-- start of Record excerpts --

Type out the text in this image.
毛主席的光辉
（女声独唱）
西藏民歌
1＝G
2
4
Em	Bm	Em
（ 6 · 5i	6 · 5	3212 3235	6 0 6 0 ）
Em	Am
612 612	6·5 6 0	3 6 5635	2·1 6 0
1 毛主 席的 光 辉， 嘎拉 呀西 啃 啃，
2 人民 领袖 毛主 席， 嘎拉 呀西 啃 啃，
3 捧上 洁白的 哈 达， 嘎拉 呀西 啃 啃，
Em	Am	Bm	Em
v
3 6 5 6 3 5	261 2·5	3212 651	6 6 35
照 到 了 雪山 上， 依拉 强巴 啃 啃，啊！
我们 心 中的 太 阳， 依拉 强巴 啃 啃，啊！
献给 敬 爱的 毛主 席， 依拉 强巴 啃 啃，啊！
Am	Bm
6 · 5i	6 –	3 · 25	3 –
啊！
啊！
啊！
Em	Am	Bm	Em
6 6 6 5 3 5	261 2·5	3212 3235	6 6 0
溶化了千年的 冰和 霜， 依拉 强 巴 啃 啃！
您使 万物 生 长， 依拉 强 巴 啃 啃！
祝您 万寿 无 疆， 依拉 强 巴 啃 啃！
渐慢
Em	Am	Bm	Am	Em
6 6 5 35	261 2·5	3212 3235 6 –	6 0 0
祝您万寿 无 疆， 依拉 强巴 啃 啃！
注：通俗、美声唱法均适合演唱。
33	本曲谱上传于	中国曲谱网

-- end of Record excerpts --

**Prompt:** Give a word-for-word copy of the records.

**Answer in full:**
Type out the text in this image.
毛主席的光辉
（女声独唱）
西藏民歌
1＝G
2
4
Em	Bm	Em
（ 6 · 5i	6 · 5	3212 3235	6 0 6 0 ）
Em	Am
612 612	6·5 6 0	3 6 5635	2·1 6 0
1 毛主 席的 光 辉， 嘎拉 呀西 啃 啃，
2 人民 领袖 毛主 席， 嘎拉 呀西 啃 啃，
3 捧上 洁白的 哈 达， 嘎拉 呀西 啃 啃，
Em	Am	Bm	Em
v
3 6 5 6 3 5	261 2·5	3212 651	6 6 35
照 到 了 雪山 上， 依拉 强巴 啃 啃，啊！
我们 心 中的 太 阳， 依拉 强巴 啃 啃，啊！
献给 敬 爱的 毛主 席， 依拉 强巴 啃 啃，啊！
Am	Bm
6 · 5i	6 –	3 · 25	3 –
啊！
啊！
啊！
Em	Am	Bm	Em
6 6 6 5 3 5	261 2·5	3212 3235	6 6 0
溶化了千年的 冰和 霜， 依拉 强 巴 啃 啃！
您使 万物 生 长， 依拉 强 巴 啃 啃！
祝您 万寿 无 疆， 依拉 强 巴 啃 啃！
渐慢
Em	Am	Bm	Am	Em
6 6 5 35	261 2·5	3212 3235 6 –	6 0 0
祝您万寿 无 疆， 依拉 强巴 啃 啃！
注：通俗、美声唱法均适合演唱。
33	本曲谱上传于	中国曲谱网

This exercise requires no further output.